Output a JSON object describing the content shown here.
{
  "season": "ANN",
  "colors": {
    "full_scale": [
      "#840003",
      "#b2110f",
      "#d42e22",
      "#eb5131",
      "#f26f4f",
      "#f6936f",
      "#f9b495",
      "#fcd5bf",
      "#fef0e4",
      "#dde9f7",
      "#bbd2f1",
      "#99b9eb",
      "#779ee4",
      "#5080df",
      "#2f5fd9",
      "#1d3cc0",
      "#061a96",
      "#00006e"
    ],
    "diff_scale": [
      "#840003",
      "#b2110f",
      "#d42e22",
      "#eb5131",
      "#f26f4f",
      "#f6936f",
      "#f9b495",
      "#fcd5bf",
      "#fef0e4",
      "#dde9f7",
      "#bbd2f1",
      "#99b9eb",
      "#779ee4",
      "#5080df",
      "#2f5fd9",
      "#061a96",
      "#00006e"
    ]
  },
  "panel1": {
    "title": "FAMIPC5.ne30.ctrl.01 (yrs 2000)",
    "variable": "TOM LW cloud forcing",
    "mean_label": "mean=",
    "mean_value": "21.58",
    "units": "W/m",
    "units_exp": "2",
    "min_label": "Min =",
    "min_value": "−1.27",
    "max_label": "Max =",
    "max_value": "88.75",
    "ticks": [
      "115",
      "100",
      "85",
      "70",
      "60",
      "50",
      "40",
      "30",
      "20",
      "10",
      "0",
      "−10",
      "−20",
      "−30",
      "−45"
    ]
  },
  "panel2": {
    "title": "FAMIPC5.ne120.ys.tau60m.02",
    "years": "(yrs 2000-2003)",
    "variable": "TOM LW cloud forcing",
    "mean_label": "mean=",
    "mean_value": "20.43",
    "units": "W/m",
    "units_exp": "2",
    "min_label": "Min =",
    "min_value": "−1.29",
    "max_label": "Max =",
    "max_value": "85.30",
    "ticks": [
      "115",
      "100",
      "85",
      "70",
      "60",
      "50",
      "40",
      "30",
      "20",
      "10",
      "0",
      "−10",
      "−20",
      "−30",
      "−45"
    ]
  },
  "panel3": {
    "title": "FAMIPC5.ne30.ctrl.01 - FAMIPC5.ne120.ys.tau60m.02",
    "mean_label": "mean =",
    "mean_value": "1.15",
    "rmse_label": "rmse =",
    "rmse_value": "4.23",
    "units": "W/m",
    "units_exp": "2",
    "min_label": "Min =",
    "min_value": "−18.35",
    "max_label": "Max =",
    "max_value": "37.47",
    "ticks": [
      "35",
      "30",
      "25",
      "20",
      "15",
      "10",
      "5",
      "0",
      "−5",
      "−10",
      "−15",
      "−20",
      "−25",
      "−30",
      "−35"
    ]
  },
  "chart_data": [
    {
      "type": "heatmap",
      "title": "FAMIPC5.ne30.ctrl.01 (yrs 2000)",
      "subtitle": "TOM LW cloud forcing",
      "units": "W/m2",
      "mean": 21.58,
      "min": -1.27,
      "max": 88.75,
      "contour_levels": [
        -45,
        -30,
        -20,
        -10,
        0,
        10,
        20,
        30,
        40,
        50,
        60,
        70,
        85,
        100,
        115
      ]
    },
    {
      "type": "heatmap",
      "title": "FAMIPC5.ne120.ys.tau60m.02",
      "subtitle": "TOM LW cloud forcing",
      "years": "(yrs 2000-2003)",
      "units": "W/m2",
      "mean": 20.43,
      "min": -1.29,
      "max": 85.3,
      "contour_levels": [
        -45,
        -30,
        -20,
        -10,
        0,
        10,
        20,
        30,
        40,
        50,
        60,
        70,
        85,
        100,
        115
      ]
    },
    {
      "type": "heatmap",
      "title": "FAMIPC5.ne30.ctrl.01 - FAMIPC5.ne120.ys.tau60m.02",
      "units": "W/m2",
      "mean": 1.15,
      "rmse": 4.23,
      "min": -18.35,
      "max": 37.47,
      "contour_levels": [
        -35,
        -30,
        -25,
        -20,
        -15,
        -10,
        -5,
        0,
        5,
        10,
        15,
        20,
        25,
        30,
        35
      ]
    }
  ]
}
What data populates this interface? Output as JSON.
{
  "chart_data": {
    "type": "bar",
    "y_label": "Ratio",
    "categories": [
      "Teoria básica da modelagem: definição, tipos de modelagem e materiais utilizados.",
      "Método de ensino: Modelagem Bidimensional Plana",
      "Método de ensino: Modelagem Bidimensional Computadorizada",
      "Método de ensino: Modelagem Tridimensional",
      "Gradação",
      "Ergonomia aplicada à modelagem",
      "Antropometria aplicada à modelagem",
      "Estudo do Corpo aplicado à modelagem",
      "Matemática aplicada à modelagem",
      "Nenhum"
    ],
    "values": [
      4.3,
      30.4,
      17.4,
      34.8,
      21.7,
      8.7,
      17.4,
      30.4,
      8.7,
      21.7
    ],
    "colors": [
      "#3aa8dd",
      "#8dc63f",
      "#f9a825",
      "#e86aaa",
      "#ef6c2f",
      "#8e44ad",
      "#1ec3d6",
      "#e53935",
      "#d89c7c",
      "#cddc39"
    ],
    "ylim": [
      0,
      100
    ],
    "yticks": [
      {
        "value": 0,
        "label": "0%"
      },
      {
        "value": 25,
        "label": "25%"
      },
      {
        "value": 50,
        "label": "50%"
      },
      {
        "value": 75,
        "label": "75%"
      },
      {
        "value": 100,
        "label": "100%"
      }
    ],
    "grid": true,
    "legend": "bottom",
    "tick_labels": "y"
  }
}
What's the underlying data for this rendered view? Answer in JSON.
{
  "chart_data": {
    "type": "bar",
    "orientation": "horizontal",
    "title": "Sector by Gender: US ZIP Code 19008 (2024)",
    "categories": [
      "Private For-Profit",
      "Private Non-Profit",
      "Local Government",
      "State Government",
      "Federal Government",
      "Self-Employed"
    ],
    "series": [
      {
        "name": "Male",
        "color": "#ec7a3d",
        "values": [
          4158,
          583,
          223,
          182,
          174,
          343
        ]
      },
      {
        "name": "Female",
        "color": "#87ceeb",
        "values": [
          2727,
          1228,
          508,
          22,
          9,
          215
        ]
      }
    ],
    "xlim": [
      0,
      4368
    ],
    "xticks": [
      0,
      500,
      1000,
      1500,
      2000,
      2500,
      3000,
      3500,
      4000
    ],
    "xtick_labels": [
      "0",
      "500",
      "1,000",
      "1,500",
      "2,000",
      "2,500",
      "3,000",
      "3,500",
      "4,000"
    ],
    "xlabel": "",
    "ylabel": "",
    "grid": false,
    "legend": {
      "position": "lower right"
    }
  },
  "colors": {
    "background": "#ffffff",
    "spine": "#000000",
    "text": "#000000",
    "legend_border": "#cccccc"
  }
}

TASK
Give exactly the lines from the one with "What's the underlying" to the end of the entries, nothing before them.

SOLVED EXERCISE
What's the underlying data for this rendered view? Answer in JSON.
{
  "chart_data": {
    "type": "bar",
    "orientation": "horizontal",
    "title": "Sector by Gender: US ZIP Code 19008 (2024)",
    "categories": [
      "Private For-Profit",
      "Private Non-Profit",
      "Local Government",
      "State Government",
      "Federal Government",
      "Self-Employed"
    ],
    "series": [
      {
        "name": "Male",
        "color": "#ec7a3d",
        "values": [
          4158,
          583,
          223,
          182,
          174,
          343
        ]
      },
      {
        "name": "Female",
        "color": "#87ceeb",
        "values": [
          2727,
          1228,
          508,
          22,
          9,
          215
        ]
      }
    ],
    "xlim": [
      0,
      4368
    ],
    "xticks": [
      0,
      500,
      1000,
      1500,
      2000,
      2500,
      3000,
      3500,
      4000
    ],
    "xtick_labels": [
      "0",
      "500",
      "1,000",
      "1,500",
      "2,000",
      "2,500",
      "3,000",
      "3,500",
      "4,000"
    ],
    "xlabel": "",
    "ylabel": "",
    "grid": false,
    "legend": {
      "position": "lower right"
    }
  },
  "colors": {
    "background": "#ffffff",
    "spine": "#000000",
    "text": "#000000",
    "legend_border": "#cccccc"
  }
}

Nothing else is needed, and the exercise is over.